Below are some records. Write out the lines from the one containing "Extract all readable text from this page." to the last line, word for word, leaving out pictures.

----

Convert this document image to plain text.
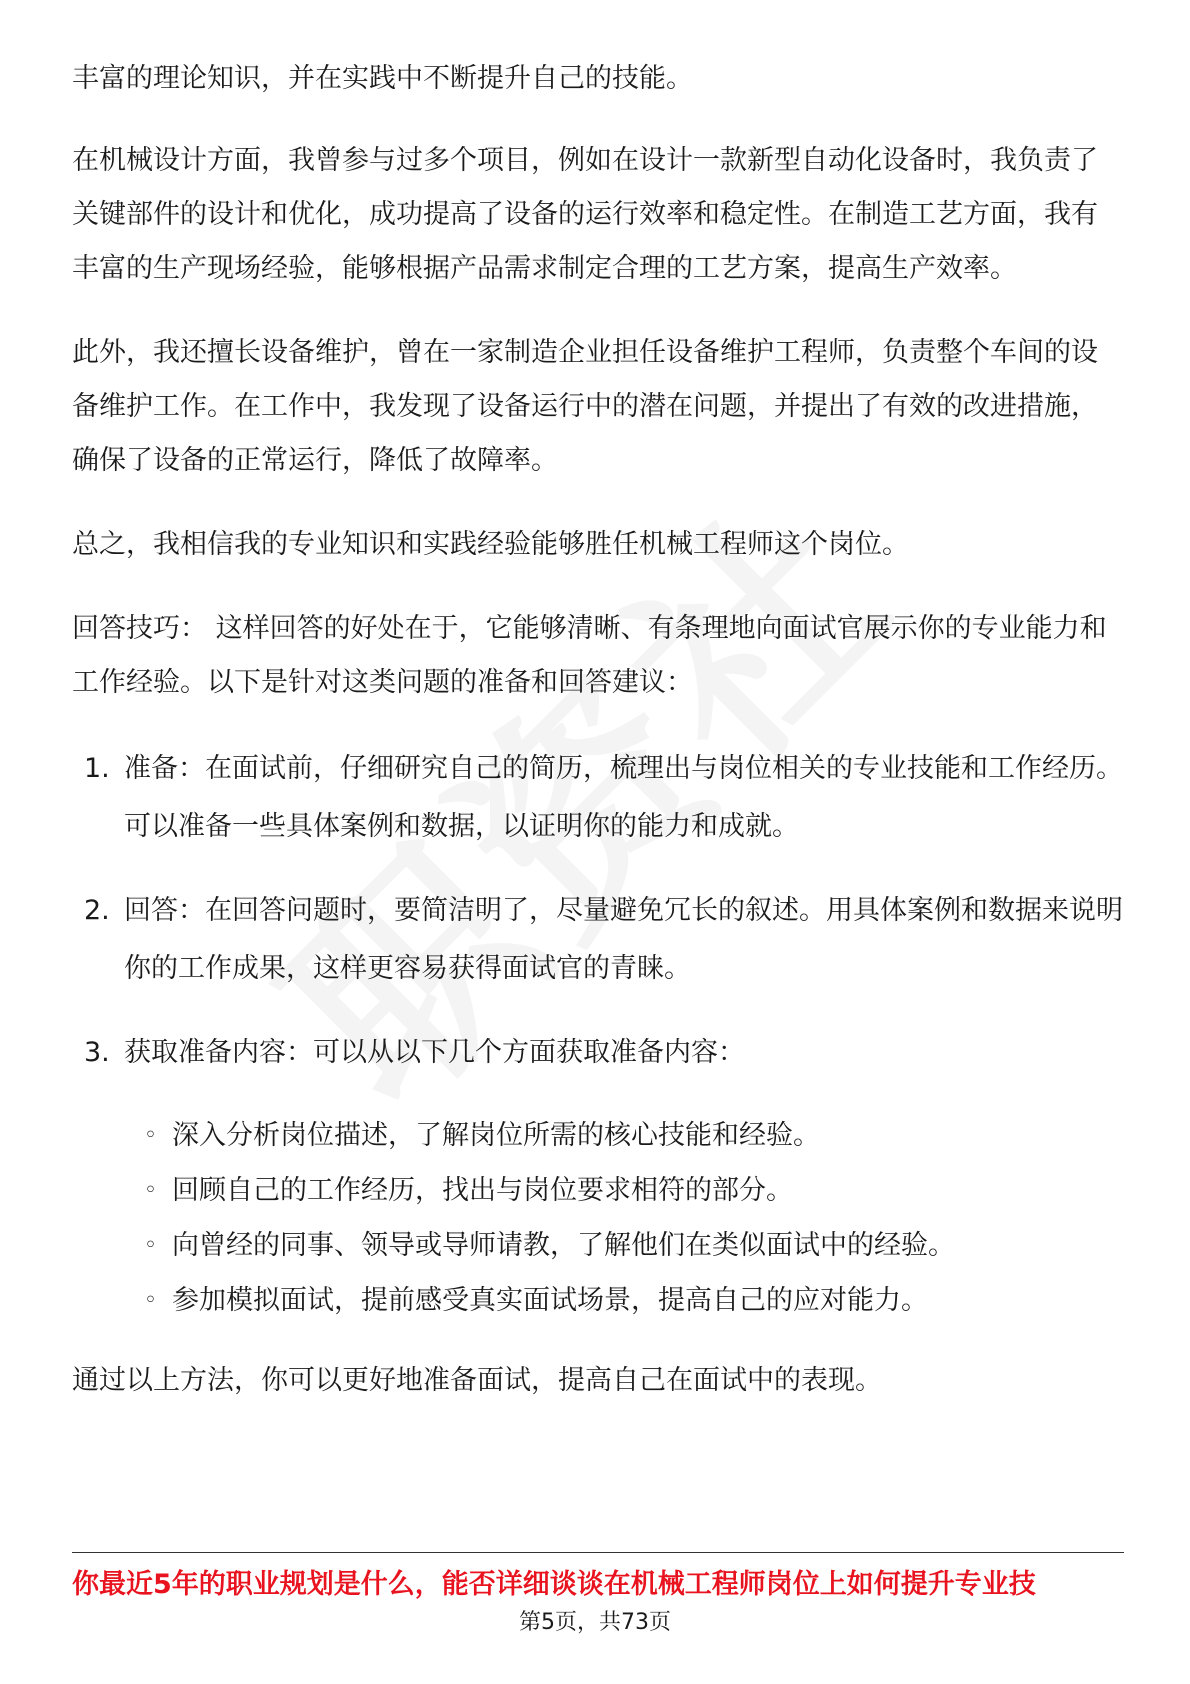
丰富的理论知识，并在实践中不断提升自己的技能。

在机械设计方面，我曾参与过多个项目，例如在设计一款新型自动化设备时，我负责了关键部件的设计和优化，成功提高了设备的运行效率和稳定性。在制造工艺方面，我有丰富的生产现场经验，能够根据产品需求制定合理的工艺方案，提高生产效率。

此外，我还擅长设备维护，曾在一家制造企业担任设备维护工程师，负责整个车间的设备维护工作。在工作中，我发现了设备运行中的潜在问题，并提出了有效的改进措施，确保了设备的正常运行，降低了故障率。

总之，我相信我的专业知识和实践经验能够胜任机械工程师这个岗位。

回答技巧： 这样回答的好处在于，它能够清晰、有条理地向面试官展示你的专业能力和工作经验。以下是针对这类问题的准备和回答建议：

1. 准备：在面试前，仔细研究自己的简历，梳理出与岗位相关的专业技能和工作经历。可以准备一些具体案例和数据，以证明你的能力和成就。
2. 回答：在回答问题时，要简洁明了，尽量避免冗长的叙述。用具体案例和数据来说明你的工作成果，这样更容易获得面试官的青睐。
3. 获取准备内容：可以从以下几个方面获取准备内容：
◦ 深入分析岗位描述，了解岗位所需的核心技能和经验。
◦ 回顾自己的工作经历，找出与岗位要求相符的部分。
◦ 向曾经的同事、领导或导师请教，了解他们在类似面试中的经验。
◦ 参加模拟面试，提前感受真实面试场景，提高自己的应对能力。

通过以上方法，你可以更好地准备面试，提高自己在面试中的表现。

你最近5年的职业规划是什么，能否详细谈谈在机械工程师岗位上如何提升专业技
第5页，共73页
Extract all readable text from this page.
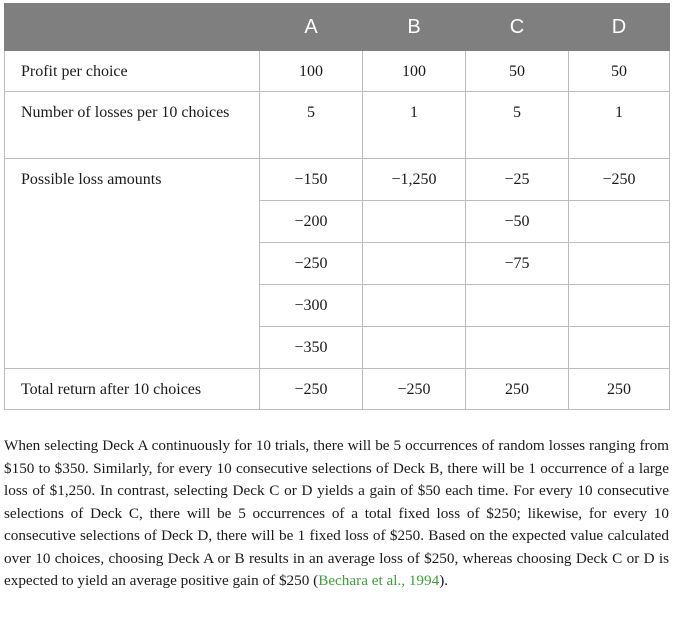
	A	B	C	D
Profit per choice	100	100	50	50
Number of losses per 10 choices	5	1	5	1
Possible loss amounts	−150	−1,250	−25	−250
	−200		−50	
	−250		−75	
	−300			
	−350			
Total return after 10 choices	−250	−250	250	250

When selecting Deck A continuously for 10 trials, there will be 5 occurrences of random losses ranging from $150 to $350. Similarly, for every 10 consecutive selections of Deck B, there will be 1 occurrence of a large loss of $1,250. In contrast, selecting Deck C or D yields a gain of $50 each time. For every 10 consecutive selections of Deck C, there will be 5 occurrences of a total fixed loss of $250; likewise, for every 10 consecutive selections of Deck D, there will be 1 fixed loss of $250. Based on the expected value calculated over 10 choices, choosing Deck A or B results in an average loss of $250, whereas choosing Deck C or D is expected to yield an average positive gain of $250 (Bechara et al., 1994).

----

# CORRECT RESULT
Extract all readable text from this page.
	A	B	C	D
Profit per choice	100	100	50	50
Number of losses per 10 choices	5	1	5	1
Possible loss amounts	−150	−1,250	−25	−250
	−200		−50	
	−250		−75	
	−300			
	−350			
Total return after 10 choices	−250	−250	250	250

When selecting Deck A continuously for 10 trials, there will be 5 occurrences of random losses ranging from $150 to $350. Similarly, for every 10 consecutive selections of Deck B, there will be 1 occurrence of a large loss of $1,250. In contrast, selecting Deck C or D yields a gain of $50 each time. For every 10 consecutive selections of Deck C, there will be 5 occurrences of a total fixed loss of $250; likewise, for every 10 consecutive selections of Deck D, there will be 1 fixed loss of $250. Based on the expected value calculated over 10 choices, choosing Deck A or B results in an average loss of $250, whereas choosing Deck C or D is expected to yield an average positive gain of $250 (Bechara et al., 1994).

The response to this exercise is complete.